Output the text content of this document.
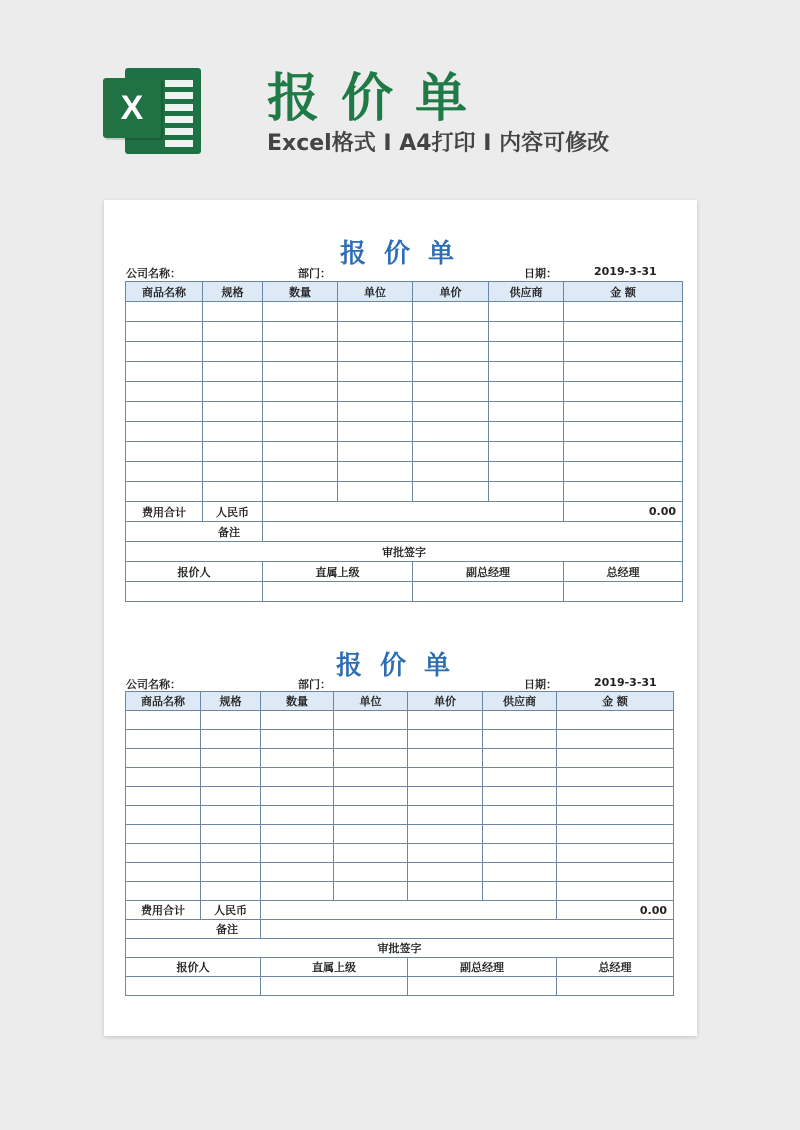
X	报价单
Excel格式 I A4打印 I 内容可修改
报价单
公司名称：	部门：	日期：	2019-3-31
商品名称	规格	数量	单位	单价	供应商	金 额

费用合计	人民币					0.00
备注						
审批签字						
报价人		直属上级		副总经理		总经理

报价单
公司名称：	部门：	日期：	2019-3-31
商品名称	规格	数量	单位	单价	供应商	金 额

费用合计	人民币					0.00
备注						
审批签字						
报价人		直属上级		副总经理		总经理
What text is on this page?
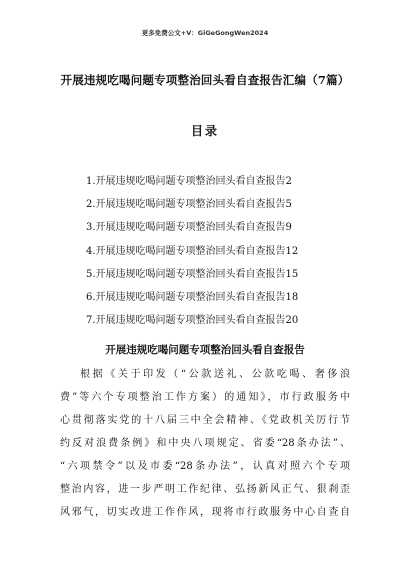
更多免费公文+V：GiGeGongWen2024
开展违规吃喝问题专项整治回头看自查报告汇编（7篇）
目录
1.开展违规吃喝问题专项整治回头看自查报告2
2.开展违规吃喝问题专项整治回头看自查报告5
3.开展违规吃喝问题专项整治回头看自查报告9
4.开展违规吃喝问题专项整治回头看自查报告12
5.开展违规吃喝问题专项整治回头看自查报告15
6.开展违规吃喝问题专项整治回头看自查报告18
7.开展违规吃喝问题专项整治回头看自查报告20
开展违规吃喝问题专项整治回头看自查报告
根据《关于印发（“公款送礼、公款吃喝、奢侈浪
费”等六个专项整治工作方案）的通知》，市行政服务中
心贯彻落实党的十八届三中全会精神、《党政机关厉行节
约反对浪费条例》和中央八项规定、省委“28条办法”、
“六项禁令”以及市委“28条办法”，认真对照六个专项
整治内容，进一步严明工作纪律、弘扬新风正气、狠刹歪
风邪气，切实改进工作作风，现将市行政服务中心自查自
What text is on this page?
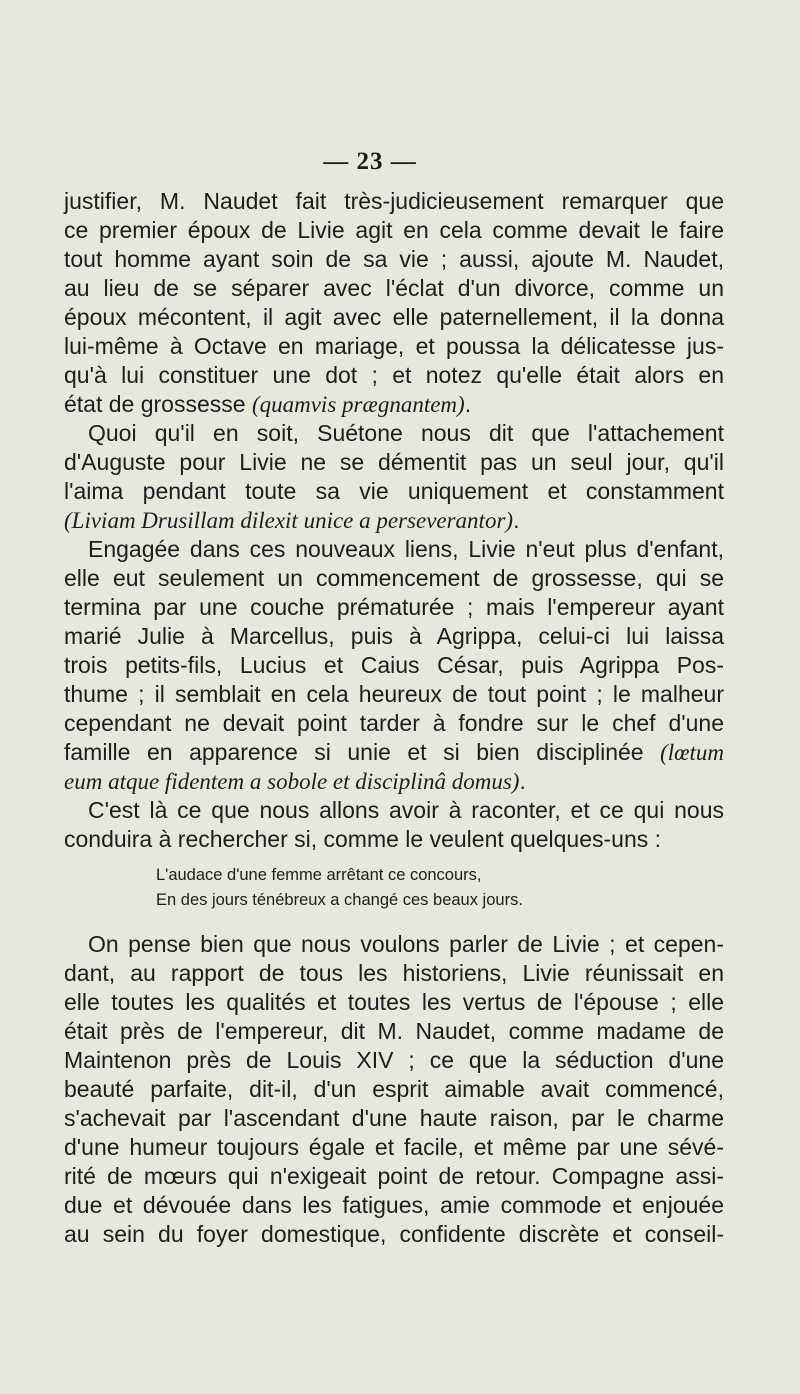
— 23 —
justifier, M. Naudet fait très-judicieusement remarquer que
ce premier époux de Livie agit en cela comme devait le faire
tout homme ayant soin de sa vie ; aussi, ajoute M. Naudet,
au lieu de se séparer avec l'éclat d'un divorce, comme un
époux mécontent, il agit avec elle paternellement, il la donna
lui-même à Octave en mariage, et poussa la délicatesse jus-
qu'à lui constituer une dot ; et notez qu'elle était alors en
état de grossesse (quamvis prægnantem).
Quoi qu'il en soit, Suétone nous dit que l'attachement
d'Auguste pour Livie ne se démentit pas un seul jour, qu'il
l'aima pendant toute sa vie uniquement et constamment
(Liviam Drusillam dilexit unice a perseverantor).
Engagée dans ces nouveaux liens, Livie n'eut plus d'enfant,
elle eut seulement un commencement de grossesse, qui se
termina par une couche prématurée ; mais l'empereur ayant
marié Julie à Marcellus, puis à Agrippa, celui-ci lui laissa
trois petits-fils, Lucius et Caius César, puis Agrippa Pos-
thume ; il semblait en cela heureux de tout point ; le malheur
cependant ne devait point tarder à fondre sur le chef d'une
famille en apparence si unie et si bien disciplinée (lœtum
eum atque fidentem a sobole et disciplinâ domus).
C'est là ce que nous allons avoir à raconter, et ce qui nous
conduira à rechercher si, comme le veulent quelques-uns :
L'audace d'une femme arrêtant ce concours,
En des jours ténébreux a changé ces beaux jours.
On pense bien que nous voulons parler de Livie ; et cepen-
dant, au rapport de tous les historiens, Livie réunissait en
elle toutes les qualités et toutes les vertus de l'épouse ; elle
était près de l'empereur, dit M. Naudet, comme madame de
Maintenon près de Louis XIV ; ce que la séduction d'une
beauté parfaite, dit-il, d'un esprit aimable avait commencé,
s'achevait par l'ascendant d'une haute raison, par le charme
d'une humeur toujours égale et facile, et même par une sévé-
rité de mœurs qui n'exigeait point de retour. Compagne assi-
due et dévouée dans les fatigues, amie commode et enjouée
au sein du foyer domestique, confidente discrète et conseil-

* _Task instructions_: Repeat the entries exactly and keep the pictures out of the copy.

* _Result for this exercise_:
Output the text content of this document.
X	报价单
Excel格式 I A4打印 I 内容可修改
报价单
公司名称：	部门：	日期：	2019-3-31
商品名称	规格	数量	单位	单价	供应商	金 额

费用合计	人民币					0.00
备注						
审批签字						
报价人		直属上级		副总经理		总经理

报价单
公司名称：	部门：	日期：	2019-3-31
商品名称	规格	数量	单位	单价	供应商	金 额

费用合计	人民币					0.00
备注						
审批签字						
报价人		直属上级		副总经理		总经理
What text is on this page?
更多免费公文+V：GiGeGongWen2024
开展违规吃喝问题专项整治回头看自查报告汇编（7篇）
目录
1.开展违规吃喝问题专项整治回头看自查报告2
2.开展违规吃喝问题专项整治回头看自查报告5
3.开展违规吃喝问题专项整治回头看自查报告9
4.开展违规吃喝问题专项整治回头看自查报告12
5.开展违规吃喝问题专项整治回头看自查报告15
6.开展违规吃喝问题专项整治回头看自查报告18
7.开展违规吃喝问题专项整治回头看自查报告20
开展违规吃喝问题专项整治回头看自查报告
根据《关于印发（“公款送礼、公款吃喝、奢侈浪
费”等六个专项整治工作方案）的通知》，市行政服务中
心贯彻落实党的十八届三中全会精神、《党政机关厉行节
约反对浪费条例》和中央八项规定、省委“28条办法”、
“六项禁令”以及市委“28条办法”，认真对照六个专项
整治内容，进一步严明工作纪律、弘扬新风正气、狠刹歪
风邪气，切实改进工作作风，现将市行政服务中心自查自
What text is on this page?
— 23 —
justifier, M. Naudet fait très-judicieusement remarquer que
ce premier époux de Livie agit en cela comme devait le faire
tout homme ayant soin de sa vie ; aussi, ajoute M. Naudet,
au lieu de se séparer avec l'éclat d'un divorce, comme un
époux mécontent, il agit avec elle paternellement, il la donna
lui-même à Octave en mariage, et poussa la délicatesse jus-
qu'à lui constituer une dot ; et notez qu'elle était alors en
état de grossesse (quamvis prægnantem).
Quoi qu'il en soit, Suétone nous dit que l'attachement
d'Auguste pour Livie ne se démentit pas un seul jour, qu'il
l'aima pendant toute sa vie uniquement et constamment
(Liviam Drusillam dilexit unice a perseverantor).
Engagée dans ces nouveaux liens, Livie n'eut plus d'enfant,
elle eut seulement un commencement de grossesse, qui se
termina par une couche prématurée ; mais l'empereur ayant
marié Julie à Marcellus, puis à Agrippa, celui-ci lui laissa
trois petits-fils, Lucius et Caius César, puis Agrippa Pos-
thume ; il semblait en cela heureux de tout point ; le malheur
cependant ne devait point tarder à fondre sur le chef d'une
famille en apparence si unie et si bien disciplinée (lœtum
eum atque fidentem a sobole et disciplinâ domus).
C'est là ce que nous allons avoir à raconter, et ce qui nous
conduira à rechercher si, comme le veulent quelques-uns :
L'audace d'une femme arrêtant ce concours,
En des jours ténébreux a changé ces beaux jours.
On pense bien que nous voulons parler de Livie ; et cepen-
dant, au rapport de tous les historiens, Livie réunissait en
elle toutes les qualités et toutes les vertus de l'épouse ; elle
était près de l'empereur, dit M. Naudet, comme madame de
Maintenon près de Louis XIV ; ce que la séduction d'une
beauté parfaite, dit-il, d'un esprit aimable avait commencé,
s'achevait par l'ascendant d'une haute raison, par le charme
d'une humeur toujours égale et facile, et même par une sévé-
rité de mœurs qui n'exigeait point de retour. Compagne assi-
due et dévouée dans les fatigues, amie commode et enjouée
au sein du foyer domestique, confidente discrète et conseil-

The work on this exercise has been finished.